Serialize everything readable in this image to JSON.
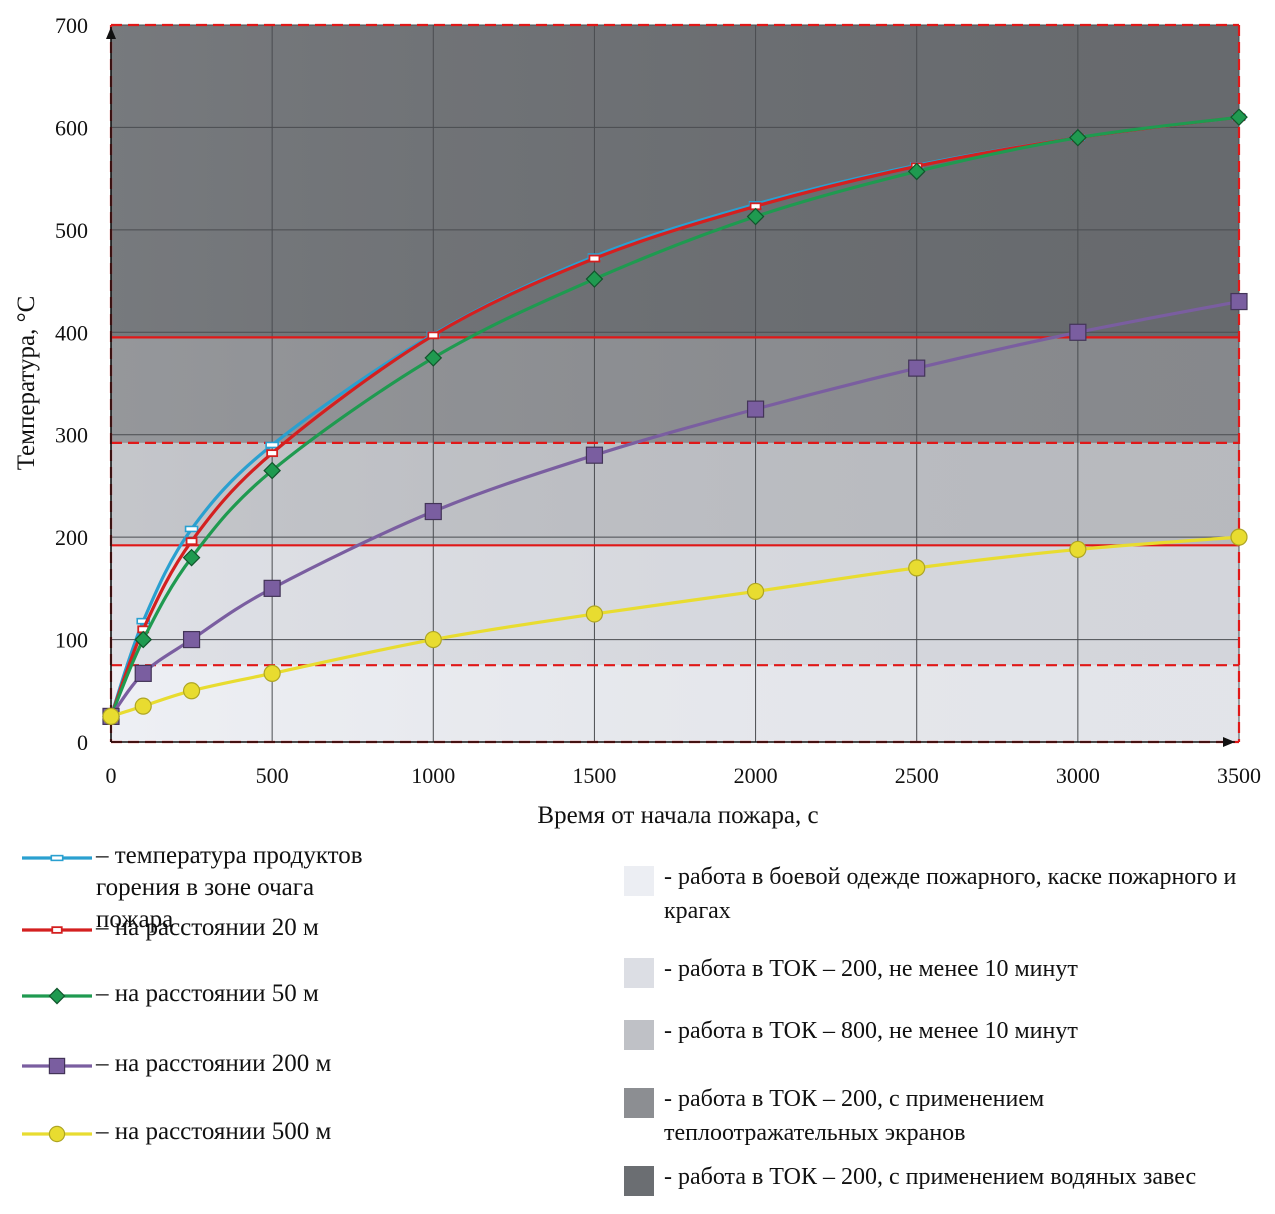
{
  "chart_data": {
    "type": "line",
    "xlabel": "Время от начала пожара, с",
    "ylabel": "Температура, °С",
    "xlim": [
      0,
      3500
    ],
    "ylim": [
      0,
      700
    ],
    "x_ticks": [
      0,
      500,
      1000,
      1500,
      2000,
      2500,
      3000,
      3500
    ],
    "y_ticks": [
      0,
      100,
      200,
      300,
      400,
      500,
      600,
      700
    ],
    "grid": true,
    "series": [
      {
        "name": "– температура продуктов горения в зоне очага пожара",
        "color": "#2aa0d0",
        "marker": "dash",
        "x": [
          0,
          100,
          250,
          500,
          1000,
          1500,
          2000,
          2500,
          3000,
          3500
        ],
        "y": [
          25,
          118,
          208,
          290,
          398,
          474,
          525,
          563,
          590,
          610
        ]
      },
      {
        "name": "– на расстоянии 20 м",
        "color": "#d42020",
        "marker": "square-small",
        "x": [
          0,
          100,
          250,
          500,
          1000,
          1500,
          2000,
          2500,
          3000,
          3500
        ],
        "y": [
          25,
          110,
          196,
          282,
          397,
          472,
          523,
          562,
          590,
          610
        ]
      },
      {
        "name": "– на расстоянии 50 м",
        "color": "#1f9a50",
        "marker": "diamond",
        "x": [
          0,
          100,
          250,
          500,
          1000,
          1500,
          2000,
          2500,
          3000,
          3500
        ],
        "y": [
          25,
          100,
          180,
          265,
          375,
          452,
          513,
          557,
          590,
          610
        ]
      },
      {
        "name": "– на расстоянии 200 м",
        "color": "#7a5ea0",
        "marker": "square",
        "x": [
          0,
          100,
          250,
          500,
          1000,
          1500,
          2000,
          2500,
          3000,
          3500
        ],
        "y": [
          25,
          67,
          100,
          150,
          225,
          280,
          325,
          365,
          400,
          430
        ]
      },
      {
        "name": "– на расстоянии 500 м",
        "color": "#e8dc30",
        "marker": "circle",
        "x": [
          0,
          100,
          250,
          500,
          1000,
          1500,
          2000,
          2500,
          3000,
          3500
        ],
        "y": [
          25,
          35,
          50,
          67,
          100,
          125,
          147,
          170,
          188,
          200
        ]
      }
    ],
    "zones": [
      {
        "label": "- работа в боевой одежде пожарного, каске пожарного и крагах",
        "from": 0,
        "to": 75,
        "color": "#eceef3"
      },
      {
        "label": "- работа в ТОК – 200, не менее 10 минут",
        "from": 75,
        "to": 192,
        "color": "#dcdee4"
      },
      {
        "label": "- работа в ТОК – 800, не менее 10 минут",
        "from": 192,
        "to": 292,
        "color": "#bfc1c6"
      },
      {
        "label": "- работа в ТОК – 200, с применением теплоотражательных экранов",
        "from": 292,
        "to": 395,
        "color": "#8c8e92"
      },
      {
        "label": "- работа в ТОК – 200, с применением водяных завес",
        "from": 395,
        "to": 700,
        "color": "#6b6e72"
      }
    ],
    "boundary_lines": [
      {
        "y": 75,
        "style": "dashed"
      },
      {
        "y": 192,
        "style": "solid"
      },
      {
        "y": 292,
        "style": "dashed"
      },
      {
        "y": 395,
        "style": "solid"
      },
      {
        "y": 700,
        "style": "dashed"
      }
    ]
  }
}
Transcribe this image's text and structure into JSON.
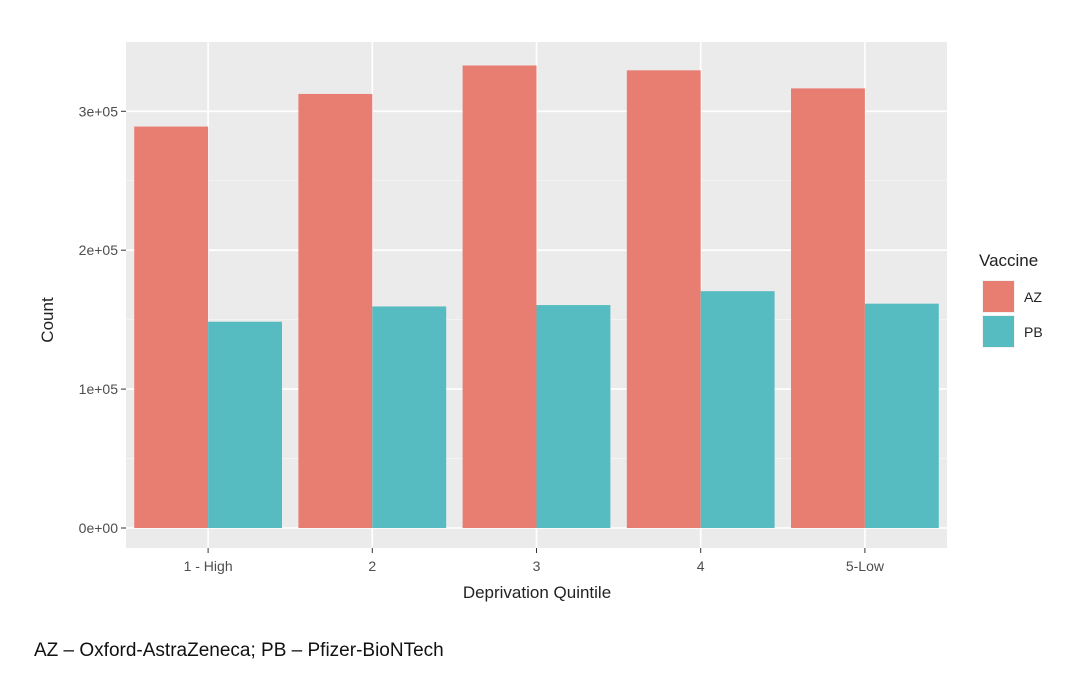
{
  "chart_data": {
    "type": "bar",
    "categories": [
      "1 - High",
      "2",
      "3",
      "4",
      "5-Low"
    ],
    "series": [
      {
        "name": "AZ",
        "values": [
          289000,
          312500,
          333000,
          329500,
          316500
        ],
        "color": "#e87d72"
      },
      {
        "name": "PB",
        "values": [
          148500,
          159500,
          160500,
          170500,
          161500
        ],
        "color": "#56bcc2"
      }
    ],
    "xlabel": "Deprivation Quintile",
    "ylabel": "Count",
    "ylim": [
      0,
      350000
    ],
    "yticks": [
      0,
      100000,
      200000,
      300000
    ],
    "ytick_labels": [
      "0e+00",
      "1e+05",
      "2e+05",
      "3e+05"
    ],
    "legend": {
      "title": "Vaccine",
      "position": "right"
    },
    "grid": true,
    "background": "#ebebeb"
  },
  "caption": "AZ – Oxford-AstraZeneca; PB – Pfizer-BioNTech"
}
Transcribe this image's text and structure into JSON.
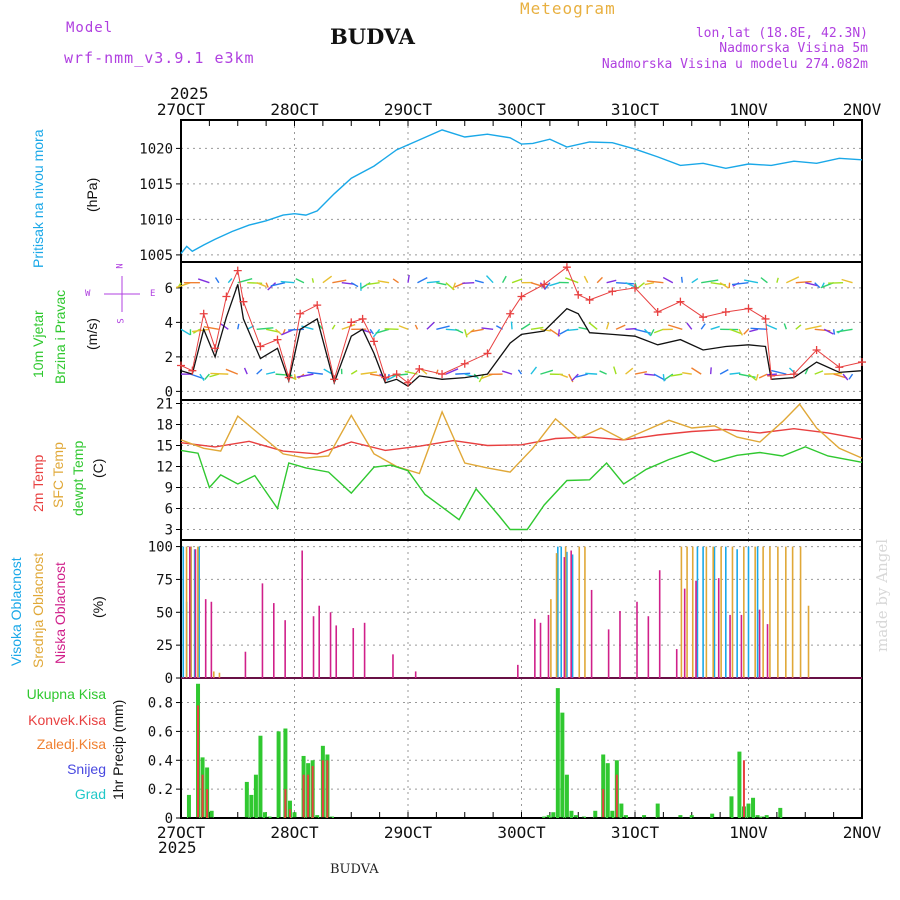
{
  "header": {
    "model_label": "Model",
    "model_name": "wrf-nmm_v3.9.1 e3km",
    "location": "BUDVA",
    "chart_title": "Meteogram",
    "coords": "lon,lat (18.8E, 42.3N)",
    "elevation": "Nadmorska Visina 5m",
    "model_elevation": "Nadmorska Visina u modelu 274.082m",
    "footer_location": "BUDVA",
    "credit": "made by Angel",
    "colors": {
      "purple": "#b040e0",
      "gold": "#e8b040",
      "black": "#111111"
    }
  },
  "time_axis": {
    "year": "2025",
    "labels": [
      "27OCT",
      "28OCT",
      "29OCT",
      "30OCT",
      "31OCT",
      "1NOV",
      "2NOV"
    ]
  },
  "chart_data": [
    {
      "id": "pressure",
      "type": "line",
      "title": "Pritisak na nivou mora",
      "ylabel": "(hPa)",
      "ylim": [
        1004,
        1024
      ],
      "yticks": [
        1005,
        1010,
        1015,
        1020
      ],
      "xlim": [
        0,
        6
      ],
      "color": "#1aa8e8",
      "x": [
        0,
        0.05,
        0.1,
        0.2,
        0.3,
        0.45,
        0.6,
        0.75,
        0.9,
        1.0,
        1.1,
        1.2,
        1.35,
        1.5,
        1.7,
        1.9,
        2.1,
        2.3,
        2.5,
        2.7,
        2.9,
        3.0,
        3.1,
        3.25,
        3.4,
        3.6,
        3.8,
        4.0,
        4.2,
        4.4,
        4.6,
        4.8,
        5.0,
        5.2,
        5.4,
        5.6,
        5.8,
        6.0
      ],
      "values": [
        1005.2,
        1006.2,
        1005.5,
        1006.4,
        1007.2,
        1008.3,
        1009.2,
        1009.8,
        1010.6,
        1010.8,
        1010.6,
        1011.2,
        1013.6,
        1015.8,
        1017.5,
        1019.8,
        1021.2,
        1022.6,
        1021.6,
        1022.0,
        1021.5,
        1020.6,
        1020.7,
        1021.3,
        1020.2,
        1020.9,
        1020.8,
        1019.9,
        1018.8,
        1017.6,
        1017.9,
        1017.2,
        1017.8,
        1017.6,
        1018.2,
        1017.9,
        1018.6,
        1018.4
      ]
    },
    {
      "id": "wind",
      "type": "line",
      "title": "10m Vjetar Brzina i Pravac",
      "ylabel": "(m/s)",
      "ylim": [
        -0.5,
        7.5
      ],
      "yticks": [
        0,
        2,
        4,
        6
      ],
      "xlim": [
        0,
        6
      ],
      "compass": {
        "west": "W",
        "east": "E",
        "north": "N",
        "south": "S"
      },
      "series": [
        {
          "name": "speed",
          "color": "#111111",
          "x": [
            0,
            0.1,
            0.2,
            0.3,
            0.4,
            0.5,
            0.55,
            0.7,
            0.85,
            0.95,
            1.05,
            1.2,
            1.35,
            1.5,
            1.6,
            1.7,
            1.8,
            1.9,
            2.0,
            2.1,
            2.3,
            2.5,
            2.7,
            2.9,
            3.0,
            3.2,
            3.4,
            3.5,
            3.6,
            3.8,
            4.0,
            4.2,
            4.4,
            4.6,
            4.8,
            5.0,
            5.15,
            5.2,
            5.4,
            5.6,
            5.8,
            6.0
          ],
          "values": [
            1.2,
            1.0,
            3.6,
            2.0,
            4.3,
            6.2,
            4.2,
            1.9,
            2.5,
            0.6,
            3.6,
            4.2,
            0.5,
            3.2,
            3.6,
            2.2,
            0.5,
            0.7,
            0.3,
            0.9,
            0.7,
            0.8,
            1.0,
            2.8,
            3.3,
            3.5,
            4.8,
            4.5,
            3.4,
            3.3,
            3.2,
            2.7,
            3.0,
            2.4,
            2.6,
            2.7,
            2.6,
            0.7,
            0.8,
            1.7,
            1.1,
            1.2
          ]
        },
        {
          "name": "gust",
          "color": "#e84040",
          "x": [
            0,
            0.1,
            0.2,
            0.3,
            0.4,
            0.5,
            0.55,
            0.7,
            0.85,
            0.95,
            1.05,
            1.2,
            1.35,
            1.5,
            1.6,
            1.7,
            1.8,
            1.9,
            2.0,
            2.1,
            2.3,
            2.5,
            2.7,
            2.9,
            3.0,
            3.2,
            3.4,
            3.5,
            3.6,
            3.8,
            4.0,
            4.2,
            4.4,
            4.6,
            4.8,
            5.0,
            5.15,
            5.2,
            5.4,
            5.6,
            5.8,
            6.0
          ],
          "values": [
            1.5,
            1.2,
            4.5,
            2.5,
            5.5,
            7.0,
            5.2,
            2.6,
            3.0,
            0.8,
            4.5,
            5.0,
            0.7,
            4.0,
            4.2,
            2.9,
            0.8,
            1.0,
            0.5,
            1.3,
            1.0,
            1.6,
            2.2,
            4.5,
            5.5,
            6.2,
            7.2,
            5.6,
            5.3,
            5.8,
            6.0,
            4.6,
            5.2,
            4.3,
            4.6,
            4.8,
            4.2,
            0.9,
            1.0,
            2.4,
            1.4,
            1.7
          ]
        }
      ],
      "arrow_rows": [
        1,
        3.6,
        6.3
      ]
    },
    {
      "id": "temperature",
      "type": "line",
      "title": "2m Temp / SFC Temp / dewpt Temp",
      "ylabel": "(C)",
      "ylim": [
        1.5,
        21.5
      ],
      "yticks": [
        3,
        6,
        9,
        12,
        15,
        18,
        21
      ],
      "xlim": [
        0,
        6
      ],
      "series": [
        {
          "name": "2m Temp",
          "color": "#e84040",
          "x": [
            0,
            0.3,
            0.6,
            0.9,
            1.2,
            1.5,
            1.8,
            2.1,
            2.4,
            2.7,
            3.0,
            3.3,
            3.6,
            3.9,
            4.2,
            4.5,
            4.8,
            5.1,
            5.4,
            5.7,
            6.0
          ],
          "values": [
            15.4,
            14.8,
            15.6,
            14.2,
            13.8,
            15.5,
            14.3,
            14.9,
            15.7,
            15.0,
            15.1,
            16.0,
            16.2,
            15.8,
            16.5,
            17.0,
            17.3,
            16.8,
            17.4,
            16.8,
            15.9
          ]
        },
        {
          "name": "SFC Temp",
          "color": "#e0a838",
          "x": [
            0,
            0.2,
            0.35,
            0.5,
            0.7,
            0.9,
            1.1,
            1.3,
            1.5,
            1.7,
            1.9,
            2.1,
            2.3,
            2.5,
            2.7,
            2.9,
            3.1,
            3.3,
            3.5,
            3.7,
            3.9,
            4.1,
            4.3,
            4.5,
            4.7,
            4.9,
            5.1,
            5.3,
            5.45,
            5.6,
            5.8,
            6.0
          ],
          "values": [
            15.8,
            14.6,
            14.2,
            19.2,
            16.5,
            13.8,
            13.2,
            13.5,
            19.3,
            13.8,
            12.0,
            11.0,
            19.8,
            12.5,
            11.8,
            11.2,
            14.6,
            18.8,
            16.0,
            17.5,
            15.8,
            17.2,
            18.6,
            17.5,
            17.8,
            16.2,
            15.5,
            18.4,
            20.9,
            17.5,
            14.6,
            13.2
          ]
        },
        {
          "name": "dewpt Temp",
          "color": "#30c830",
          "x": [
            0,
            0.15,
            0.25,
            0.35,
            0.5,
            0.65,
            0.85,
            0.95,
            1.1,
            1.3,
            1.5,
            1.7,
            1.85,
            2.0,
            2.15,
            2.3,
            2.45,
            2.6,
            2.8,
            2.9,
            3.05,
            3.2,
            3.4,
            3.6,
            3.75,
            3.9,
            4.1,
            4.3,
            4.5,
            4.7,
            4.9,
            5.1,
            5.3,
            5.5,
            5.7,
            6.0
          ],
          "values": [
            14.3,
            13.9,
            9.0,
            10.8,
            9.5,
            10.7,
            6.0,
            12.5,
            11.8,
            11.2,
            8.2,
            11.9,
            12.2,
            11.4,
            8.0,
            6.2,
            4.4,
            8.8,
            5.0,
            3.0,
            3.0,
            6.5,
            10.0,
            10.1,
            12.5,
            9.5,
            11.6,
            13.0,
            14.1,
            12.7,
            13.6,
            14.0,
            13.5,
            14.8,
            13.5,
            12.6
          ]
        }
      ]
    },
    {
      "id": "cloud",
      "type": "bar",
      "title": "Visoka / Srednja / Niska Oblacnost",
      "ylabel": "(%)",
      "ylim": [
        0,
        105
      ],
      "yticks": [
        0,
        25,
        50,
        75,
        100
      ],
      "xlim": [
        0,
        6
      ],
      "series": [
        {
          "name": "Visoka Oblacnost",
          "color": "#1aa8e8",
          "x": [
            0.02,
            0.05,
            0.09,
            0.12,
            0.16,
            3.32,
            3.35,
            3.4,
            3.45,
            4.55,
            4.6,
            4.7,
            4.8,
            4.9,
            5.0,
            5.08
          ],
          "values": [
            100,
            58,
            100,
            98,
            100,
            100,
            100,
            96,
            94,
            100,
            100,
            100,
            100,
            98,
            100,
            100
          ]
        },
        {
          "name": "Srednja Oblacnost",
          "color": "#e0a838",
          "x": [
            0.04,
            0.08,
            0.14,
            0.28,
            0.33,
            3.25,
            3.3,
            3.38,
            3.5,
            3.55,
            4.4,
            4.45,
            4.5,
            4.62,
            4.68,
            4.75,
            4.85,
            4.95,
            5.05,
            5.12,
            5.18,
            5.25,
            5.32,
            5.38,
            5.45,
            5.52
          ],
          "values": [
            100,
            100,
            100,
            5,
            4,
            60,
            95,
            100,
            100,
            100,
            100,
            100,
            100,
            100,
            100,
            100,
            100,
            100,
            100,
            100,
            100,
            100,
            100,
            100,
            100,
            55
          ]
        },
        {
          "name": "Niska Oblacnost",
          "color": "#d0208a",
          "x": [
            0.06,
            0.11,
            0.2,
            0.25,
            0.55,
            0.7,
            0.8,
            0.9,
            1.05,
            1.15,
            1.2,
            1.3,
            1.35,
            1.5,
            1.6,
            1.85,
            2.05,
            2.95,
            3.1,
            3.15,
            3.22,
            3.36,
            3.42,
            3.6,
            3.75,
            3.85,
            4.0,
            4.1,
            4.2,
            4.35,
            4.42,
            4.52,
            4.72,
            4.82,
            4.92,
            5.08,
            5.15
          ],
          "values": [
            100,
            98,
            60,
            58,
            20,
            72,
            57,
            44,
            97,
            47,
            55,
            50,
            40,
            38,
            42,
            18,
            5,
            10,
            45,
            42,
            48,
            92,
            97,
            67,
            37,
            51,
            58,
            47,
            82,
            22,
            68,
            74,
            76,
            48,
            48,
            52,
            41
          ]
        }
      ]
    },
    {
      "id": "precip",
      "type": "bar",
      "title": "Ukupna / Konvek / Zaledj Kisa, Snijeg, Grad",
      "ylabel": "1hr Precip (mm)",
      "ylim": [
        0,
        0.97
      ],
      "yticks": [
        0,
        0.2,
        0.4,
        0.6,
        0.8
      ],
      "xlim": [
        0,
        6
      ],
      "series": [
        {
          "name": "Ukupna Kisa",
          "color": "#30c830",
          "x": [
            0.07,
            0.15,
            0.19,
            0.23,
            0.27,
            0.58,
            0.62,
            0.66,
            0.7,
            0.74,
            0.78,
            0.86,
            0.92,
            0.96,
            1.0,
            1.08,
            1.12,
            1.16,
            1.2,
            1.25,
            1.29,
            1.33,
            3.2,
            3.24,
            3.28,
            3.32,
            3.36,
            3.4,
            3.44,
            3.48,
            3.55,
            3.65,
            3.72,
            3.76,
            3.8,
            3.84,
            3.88,
            3.92,
            4.08,
            4.2,
            4.4,
            4.5,
            4.68,
            4.85,
            4.92,
            4.96,
            5.0,
            5.04,
            5.08,
            5.12,
            5.16,
            5.28
          ],
          "values": [
            0.16,
            0.93,
            0.42,
            0.35,
            0.05,
            0.25,
            0.16,
            0.3,
            0.57,
            0.04,
            0.01,
            0.6,
            0.62,
            0.12,
            0.04,
            0.43,
            0.38,
            0.4,
            0.02,
            0.5,
            0.44,
            0.01,
            0.01,
            0.02,
            0.04,
            0.9,
            0.73,
            0.3,
            0.05,
            0.02,
            0.01,
            0.05,
            0.44,
            0.38,
            0.05,
            0.4,
            0.1,
            0.02,
            0.02,
            0.1,
            0.02,
            0.02,
            0.03,
            0.15,
            0.46,
            0.08,
            0.1,
            0.14,
            0.02,
            0.01,
            0.02,
            0.07
          ]
        },
        {
          "name": "Konvek.Kisa",
          "color": "#e84040",
          "x": [
            0.15,
            0.19,
            0.23,
            0.92,
            0.96,
            1.08,
            1.12,
            1.16,
            1.25,
            1.29,
            3.72,
            3.84,
            4.96
          ],
          "values": [
            0.78,
            0.3,
            0.2,
            0.2,
            0.06,
            0.3,
            0.3,
            0.36,
            0.4,
            0.4,
            0.2,
            0.3,
            0.4
          ]
        },
        {
          "name": "Zaledj.Kisa",
          "color": "#f08030",
          "x": [],
          "values": []
        },
        {
          "name": "Snijeg",
          "color": "#4848e0",
          "x": [],
          "values": []
        },
        {
          "name": "Grad",
          "color": "#20c8c8",
          "x": [],
          "values": []
        }
      ]
    }
  ],
  "labels": {
    "pressure_title": "Pritisak na nivou mora",
    "pressure_unit": "(hPa)",
    "wind_title_1": "10m Vjetar",
    "wind_title_2": "Brzina i Pravac",
    "wind_unit": "(m/s)",
    "temp_2m": "2m Temp",
    "temp_sfc": "SFC Temp",
    "temp_dewpt": "dewpt Temp",
    "temp_unit": "(C)",
    "cloud_high": "Visoka Oblacnost",
    "cloud_mid": "Srednja Oblacnost",
    "cloud_low": "Niska Oblacnost",
    "cloud_unit": "(%)",
    "precip_total": "Ukupna Kisa",
    "precip_conv": "Konvek.Kisa",
    "precip_frozen": "Zaledj.Kisa",
    "precip_snow": "Snijeg",
    "precip_hail": "Grad",
    "precip_unit": "1hr Precip (mm)"
  }
}
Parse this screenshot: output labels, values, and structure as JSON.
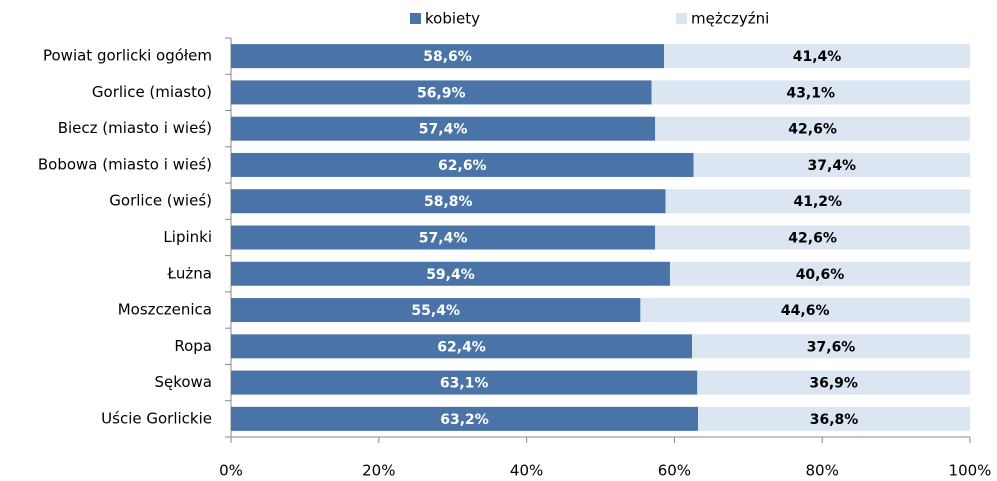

+--

Identify the lines above with the word "применением". Copy them.

        "label": "- работа в ТОК – 200, с применением теплоотражательных экранов",
        "label": "- работа в ТОК – 200, с применением водяных завес",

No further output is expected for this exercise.